> [Task statement]:
Each line that holds the word "error" should be returned.

> [Data extract]:
□ □ □ □ □

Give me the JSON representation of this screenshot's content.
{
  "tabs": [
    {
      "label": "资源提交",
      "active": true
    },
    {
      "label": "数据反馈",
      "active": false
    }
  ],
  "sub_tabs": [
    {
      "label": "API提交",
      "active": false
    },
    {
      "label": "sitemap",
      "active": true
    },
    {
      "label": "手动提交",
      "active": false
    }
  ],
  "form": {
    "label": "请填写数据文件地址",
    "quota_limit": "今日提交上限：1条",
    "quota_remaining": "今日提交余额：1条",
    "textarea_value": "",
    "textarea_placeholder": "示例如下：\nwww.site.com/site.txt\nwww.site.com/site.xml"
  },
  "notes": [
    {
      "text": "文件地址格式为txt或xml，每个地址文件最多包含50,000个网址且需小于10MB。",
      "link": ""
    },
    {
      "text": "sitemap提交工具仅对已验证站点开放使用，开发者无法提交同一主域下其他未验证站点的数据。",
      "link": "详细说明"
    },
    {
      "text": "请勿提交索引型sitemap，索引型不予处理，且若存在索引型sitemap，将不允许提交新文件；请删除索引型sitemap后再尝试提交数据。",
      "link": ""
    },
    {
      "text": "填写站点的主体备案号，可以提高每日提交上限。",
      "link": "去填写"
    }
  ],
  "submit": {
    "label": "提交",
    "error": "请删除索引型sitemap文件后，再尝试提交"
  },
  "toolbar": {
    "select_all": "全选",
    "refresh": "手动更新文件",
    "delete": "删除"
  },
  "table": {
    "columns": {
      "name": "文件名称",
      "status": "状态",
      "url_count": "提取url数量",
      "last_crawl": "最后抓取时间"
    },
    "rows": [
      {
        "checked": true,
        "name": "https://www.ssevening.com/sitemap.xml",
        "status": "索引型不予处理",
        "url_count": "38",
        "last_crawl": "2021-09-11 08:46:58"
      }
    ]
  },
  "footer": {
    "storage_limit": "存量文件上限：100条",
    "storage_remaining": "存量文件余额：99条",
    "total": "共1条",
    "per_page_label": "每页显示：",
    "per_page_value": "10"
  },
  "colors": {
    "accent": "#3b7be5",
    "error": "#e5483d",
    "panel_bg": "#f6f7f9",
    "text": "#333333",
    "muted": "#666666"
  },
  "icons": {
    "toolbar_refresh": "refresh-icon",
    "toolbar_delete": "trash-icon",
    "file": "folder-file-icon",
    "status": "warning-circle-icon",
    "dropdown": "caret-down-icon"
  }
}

□ □ □ □ □

> [Solution to the problem]:
    "error": "请删除索引型sitemap文件后，再尝试提交"
    "error": "#e5483d",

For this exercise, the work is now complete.